EXERCICE PROPOSÉ 1:
D'après l'extrait sur la conception des cartes électroniques, à quel endroit faut-il généralement placer les connecteurs ?

EXTRAIT SOURCE:
====
Lorsque l’on débute en électronique, on ne se soucie pas nécessairement des aspects « pratiques » de la carte que l’on est en train de développer : on élabore un schéma à la va-vite « parce qu’il faut bien en faire un » avant de passer à la réalisation du PCB. Toutefois, dans le cadre de formations universitaires, on prend rapidement conscience, notamment au travers de projets, du fait que le placement des composants joue un rôle-clé dans le bon fonctionnement d’un montage électronique (et que pour cette tâche, les schémas peuvent aider…) et aussi, si l’on a un minimum de sens pratique (l’expérience du suivi de projets d’étudiants montre que ce n’est pas toujours le cas…), que l’on doit généralement placer les connecteurs1 sur les bords du circuit imprimé !!!
Du temps de la réalisation « à la main » des prototypes avec les étapes de classiques de fabrication (impression des transparents, insolation de la plaque, révélation, gravure au perchlorure de fer, élimination du vernis à l’acétone, étamage éventuel, perçage, brasage des composants…), la précipitation pouvait faire oublier le placement de trous de fixation pour le maintien mécanique de la carte (e.g. des entretoises utilisées comme pieds) mais aussi, immanquablement, le raccordement de la carte vers l’extérieur se faisait le plus souvent avec des fils multibrins soudés à la carte, causes de nombreux problèmes de cisaillement/coupure et d’une grande frustration : avec une carte initialement « jolie », on finissait par obtenir un plat de spaghettis particulièrement inesthétique (sans toutefois tomber dans la caricature des montages présentés à la figure 1).
====
DONNÉES D'ENTRÉE:
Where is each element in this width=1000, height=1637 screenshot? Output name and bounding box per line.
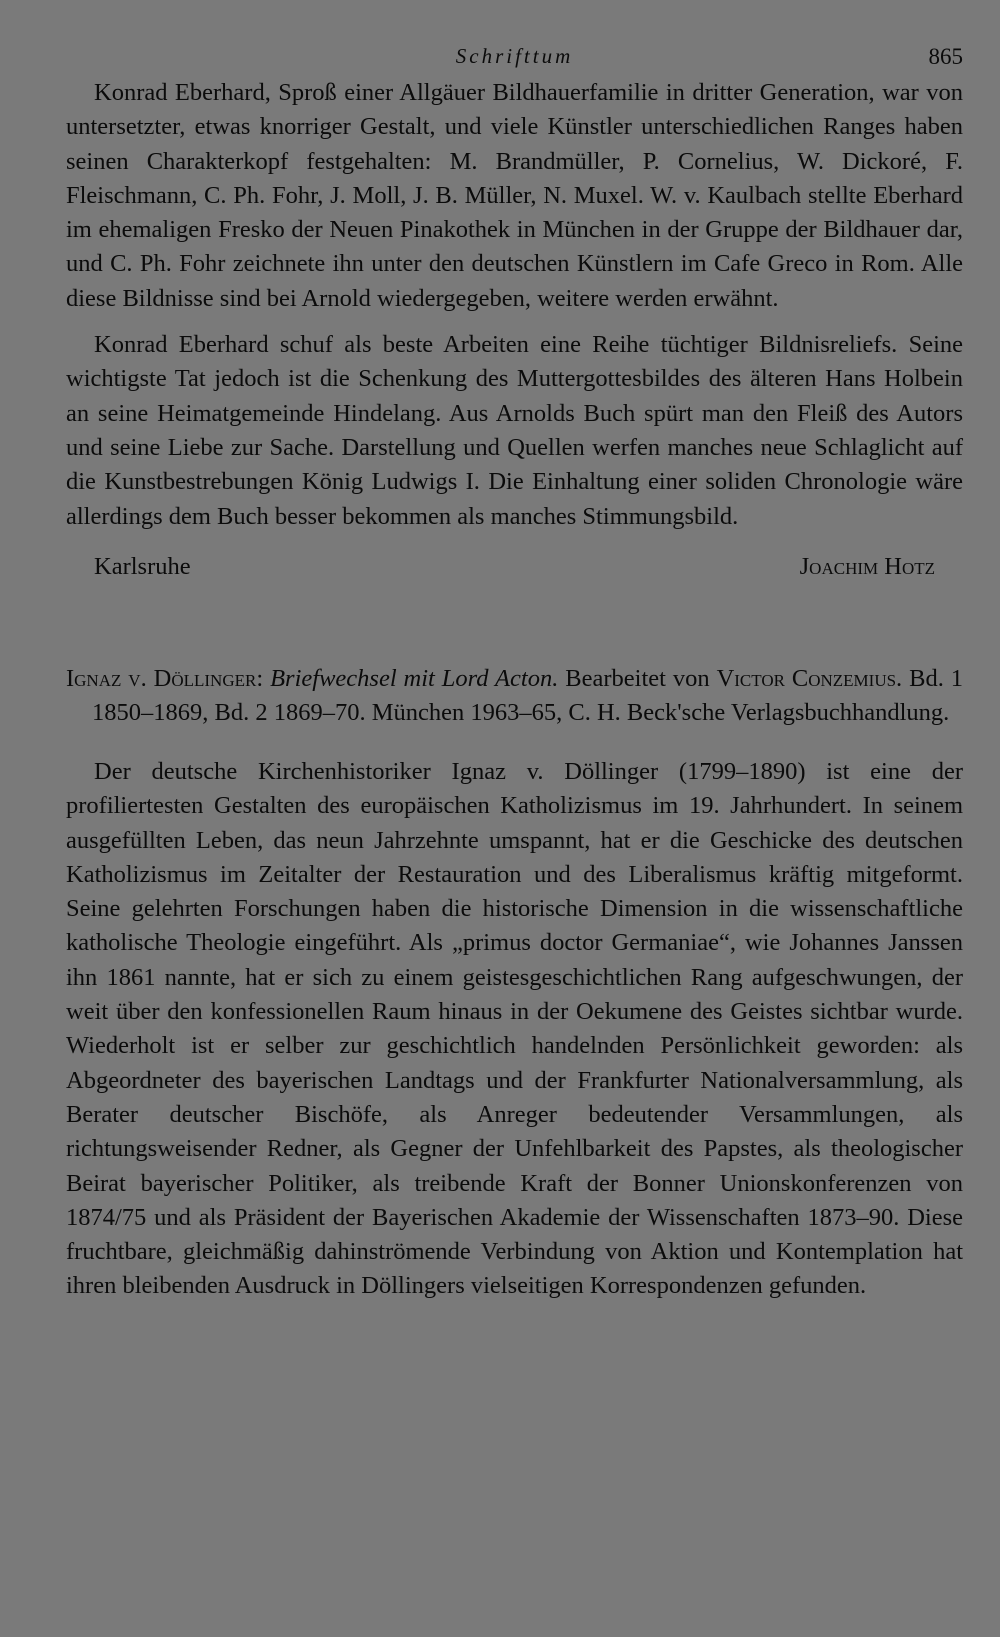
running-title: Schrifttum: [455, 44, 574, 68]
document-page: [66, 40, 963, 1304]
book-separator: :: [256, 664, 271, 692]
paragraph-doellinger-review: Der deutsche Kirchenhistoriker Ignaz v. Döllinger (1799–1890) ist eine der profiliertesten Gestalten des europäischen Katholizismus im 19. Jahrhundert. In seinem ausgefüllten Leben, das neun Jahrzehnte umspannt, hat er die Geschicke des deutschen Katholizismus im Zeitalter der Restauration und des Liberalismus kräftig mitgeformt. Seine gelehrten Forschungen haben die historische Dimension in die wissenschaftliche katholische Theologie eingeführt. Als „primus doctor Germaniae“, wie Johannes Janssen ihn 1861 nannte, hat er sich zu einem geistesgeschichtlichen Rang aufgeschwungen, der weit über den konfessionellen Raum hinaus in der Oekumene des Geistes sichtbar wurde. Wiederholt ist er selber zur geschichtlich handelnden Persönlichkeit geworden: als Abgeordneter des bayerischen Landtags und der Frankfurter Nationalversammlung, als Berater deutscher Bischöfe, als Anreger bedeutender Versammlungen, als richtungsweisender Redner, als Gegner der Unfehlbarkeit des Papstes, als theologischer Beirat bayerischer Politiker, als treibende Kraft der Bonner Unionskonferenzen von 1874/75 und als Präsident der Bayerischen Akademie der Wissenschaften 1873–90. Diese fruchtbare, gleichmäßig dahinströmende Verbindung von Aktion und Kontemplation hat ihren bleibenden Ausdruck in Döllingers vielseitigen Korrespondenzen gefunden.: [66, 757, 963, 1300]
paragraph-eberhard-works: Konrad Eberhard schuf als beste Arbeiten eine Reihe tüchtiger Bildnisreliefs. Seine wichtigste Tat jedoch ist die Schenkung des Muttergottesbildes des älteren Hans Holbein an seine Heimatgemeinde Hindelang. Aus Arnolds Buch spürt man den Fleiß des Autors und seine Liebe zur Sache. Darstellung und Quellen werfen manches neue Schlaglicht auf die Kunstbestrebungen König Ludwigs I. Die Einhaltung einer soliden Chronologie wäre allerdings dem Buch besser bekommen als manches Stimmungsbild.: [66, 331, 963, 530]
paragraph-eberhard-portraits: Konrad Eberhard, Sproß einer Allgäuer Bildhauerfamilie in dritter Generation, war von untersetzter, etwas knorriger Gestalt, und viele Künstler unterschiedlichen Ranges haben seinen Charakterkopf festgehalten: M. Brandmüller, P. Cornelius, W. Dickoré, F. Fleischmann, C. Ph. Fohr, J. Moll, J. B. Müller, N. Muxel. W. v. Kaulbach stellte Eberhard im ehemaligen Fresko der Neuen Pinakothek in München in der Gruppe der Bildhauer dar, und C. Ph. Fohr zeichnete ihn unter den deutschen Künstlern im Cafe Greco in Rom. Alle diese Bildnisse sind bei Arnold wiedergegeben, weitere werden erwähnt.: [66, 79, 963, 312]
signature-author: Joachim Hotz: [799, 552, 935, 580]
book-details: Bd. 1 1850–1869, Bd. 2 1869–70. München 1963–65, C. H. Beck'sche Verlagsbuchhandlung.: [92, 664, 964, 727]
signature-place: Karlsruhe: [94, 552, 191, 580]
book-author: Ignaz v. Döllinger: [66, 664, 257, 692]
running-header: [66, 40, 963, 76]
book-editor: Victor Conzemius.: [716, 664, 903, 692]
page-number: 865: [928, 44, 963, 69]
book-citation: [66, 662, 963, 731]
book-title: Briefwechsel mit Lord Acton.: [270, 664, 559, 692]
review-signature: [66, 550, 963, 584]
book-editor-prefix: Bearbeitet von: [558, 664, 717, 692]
====
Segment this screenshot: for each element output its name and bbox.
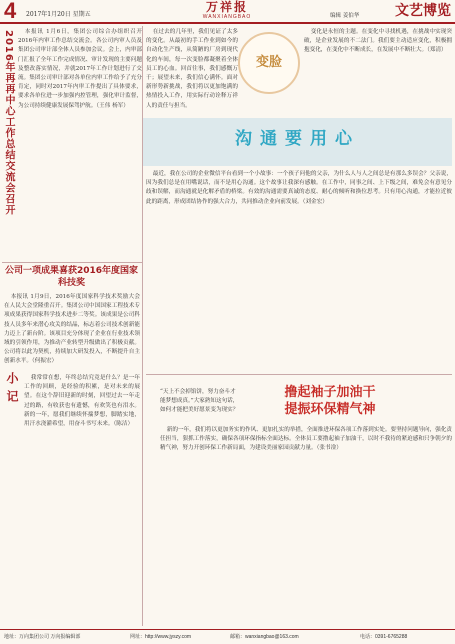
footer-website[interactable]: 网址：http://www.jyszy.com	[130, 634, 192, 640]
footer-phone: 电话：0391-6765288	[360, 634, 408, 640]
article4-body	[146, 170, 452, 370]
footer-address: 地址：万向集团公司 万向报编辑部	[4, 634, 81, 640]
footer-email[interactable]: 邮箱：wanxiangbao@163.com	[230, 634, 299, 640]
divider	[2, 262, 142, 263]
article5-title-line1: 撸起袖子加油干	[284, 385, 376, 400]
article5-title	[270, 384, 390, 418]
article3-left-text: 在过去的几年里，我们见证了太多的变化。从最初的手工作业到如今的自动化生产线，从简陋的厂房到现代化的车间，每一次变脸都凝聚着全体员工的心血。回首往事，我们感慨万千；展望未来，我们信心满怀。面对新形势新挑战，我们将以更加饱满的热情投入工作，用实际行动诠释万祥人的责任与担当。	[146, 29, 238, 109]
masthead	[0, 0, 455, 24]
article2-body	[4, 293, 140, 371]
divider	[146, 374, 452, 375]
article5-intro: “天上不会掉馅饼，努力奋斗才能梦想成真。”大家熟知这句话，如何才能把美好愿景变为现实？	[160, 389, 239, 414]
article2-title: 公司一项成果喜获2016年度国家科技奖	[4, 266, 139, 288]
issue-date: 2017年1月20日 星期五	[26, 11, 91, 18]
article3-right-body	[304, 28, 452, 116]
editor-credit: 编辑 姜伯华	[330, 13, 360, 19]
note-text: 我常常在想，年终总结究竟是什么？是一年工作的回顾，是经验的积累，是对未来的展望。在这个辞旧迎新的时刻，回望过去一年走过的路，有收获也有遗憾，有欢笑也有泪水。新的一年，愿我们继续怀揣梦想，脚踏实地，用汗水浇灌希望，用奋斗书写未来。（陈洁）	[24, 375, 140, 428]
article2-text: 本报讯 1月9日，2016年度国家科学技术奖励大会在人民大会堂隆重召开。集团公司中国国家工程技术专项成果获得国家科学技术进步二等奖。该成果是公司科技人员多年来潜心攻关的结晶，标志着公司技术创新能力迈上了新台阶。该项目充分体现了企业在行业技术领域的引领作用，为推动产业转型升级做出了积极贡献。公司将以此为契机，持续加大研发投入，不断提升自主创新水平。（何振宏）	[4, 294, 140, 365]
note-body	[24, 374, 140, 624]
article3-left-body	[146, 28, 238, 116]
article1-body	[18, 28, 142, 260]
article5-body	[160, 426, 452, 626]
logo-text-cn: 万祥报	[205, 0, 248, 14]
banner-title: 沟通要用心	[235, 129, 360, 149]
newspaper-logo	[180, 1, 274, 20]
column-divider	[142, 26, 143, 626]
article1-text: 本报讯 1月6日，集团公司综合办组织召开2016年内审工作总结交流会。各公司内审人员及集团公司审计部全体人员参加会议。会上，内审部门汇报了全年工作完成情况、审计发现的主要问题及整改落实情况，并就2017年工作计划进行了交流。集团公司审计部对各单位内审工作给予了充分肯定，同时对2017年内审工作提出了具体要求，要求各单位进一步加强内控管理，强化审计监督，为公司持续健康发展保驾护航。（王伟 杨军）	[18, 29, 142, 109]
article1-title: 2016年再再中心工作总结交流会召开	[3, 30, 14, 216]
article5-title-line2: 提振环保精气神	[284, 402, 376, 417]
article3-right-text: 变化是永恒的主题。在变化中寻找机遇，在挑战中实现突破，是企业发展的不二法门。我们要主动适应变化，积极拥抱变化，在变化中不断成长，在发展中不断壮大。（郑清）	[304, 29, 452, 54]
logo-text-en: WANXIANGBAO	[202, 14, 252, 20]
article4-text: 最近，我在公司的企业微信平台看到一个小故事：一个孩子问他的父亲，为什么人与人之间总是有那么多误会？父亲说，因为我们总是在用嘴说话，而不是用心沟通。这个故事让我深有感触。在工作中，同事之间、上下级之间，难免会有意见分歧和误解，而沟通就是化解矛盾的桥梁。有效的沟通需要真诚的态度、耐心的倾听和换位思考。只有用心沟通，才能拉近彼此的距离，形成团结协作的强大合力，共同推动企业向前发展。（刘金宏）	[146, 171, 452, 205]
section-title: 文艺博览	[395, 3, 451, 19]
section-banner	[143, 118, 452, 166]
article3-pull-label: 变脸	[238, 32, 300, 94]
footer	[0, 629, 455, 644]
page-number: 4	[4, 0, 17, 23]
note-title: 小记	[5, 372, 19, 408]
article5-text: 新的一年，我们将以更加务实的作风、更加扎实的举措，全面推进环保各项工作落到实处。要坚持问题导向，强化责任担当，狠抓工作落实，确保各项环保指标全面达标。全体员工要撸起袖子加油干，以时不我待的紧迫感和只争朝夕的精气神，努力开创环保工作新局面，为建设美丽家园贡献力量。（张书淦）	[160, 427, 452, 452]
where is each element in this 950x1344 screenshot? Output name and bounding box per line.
====
EXERCICE PROPOSÉ 2:
Réécris les lignes de données en commençant à celle qui contient « running-title: Schrifttum: [455, 44, 574, 68] » et en terminant à celle qui contient « paragraph-eberhard-works: Konrad Eberhard ». Remplace « Kirchenhistoriker » par « Theologe » sans rien modifier d'autre.

RÉSULTAT 1:
Sur les bords du circuit imprimé.

RÉSULTAT 2:
running-title: Schrifttum: [455, 44, 574, 68]
document-page: [66, 40, 963, 1304]
book-separator: :: [256, 664, 271, 692]
paragraph-doellinger-review: Der deutsche Theologe Ignaz v. Döllinger (1799–1890) ist eine der profiliertesten Gestalten des europäischen Katholizismus im 19. Jahrhundert. In seinem ausgefüllten Leben, das neun Jahrzehnte umspannt, hat er die Geschicke des deutschen Katholizismus im Zeitalter der Restauration und des Liberalismus kräftig mitgeformt. Seine gelehrten Forschungen haben die historische Dimension in die wissenschaftliche katholische Theologie eingeführt. Als „primus doctor Germaniae“, wie Johannes Janssen ihn 1861 nannte, hat er sich zu einem geistesgeschichtlichen Rang aufgeschwungen, der weit über den konfessionellen Raum hinaus in der Oekumene des Geistes sichtbar wurde. Wiederholt ist er selber zur geschichtlich handelnden Persönlichkeit geworden: als Abgeordneter des bayerischen Landtags und der Frankfurter Nationalversammlung, als Berater deutscher Bischöfe, als Anreger bedeutender Versammlungen, als richtungsweisender Redner, als Gegner der Unfehlbarkeit des Papstes, als theologischer Beirat bayerischer Politiker, als treibende Kraft der Bonner Unionskonferenzen von 1874/75 und als Präsident der Bayerischen Akademie der Wissenschaften 1873–90. Diese fruchtbare, gleichmäßig dahinströmende Verbindung von Aktion und Kontemplation hat ihren bleibenden Ausdruck in Döllingers vielseitigen Korrespondenzen gefunden.: [66, 757, 963, 1300]
paragraph-eberhard-works: Konrad Eberhard schuf als beste Arbeiten eine Reihe tüchtiger Bildnisreliefs. Seine wichtigste Tat jedoch ist die Schenkung des Muttergottesbildes des älteren Hans Holbein an seine Heimatgemeinde Hindelang. Aus Arnolds Buch spürt man den Fleiß des Autors und seine Liebe zur Sache. Darstellung und Quellen werfen manches neue Schlaglicht auf die Kunstbestrebungen König Ludwigs I. Die Einhaltung einer soliden Chronologie wäre allerdings dem Buch besser bekommen als manches Stimmungsbild.: [66, 331, 963, 530]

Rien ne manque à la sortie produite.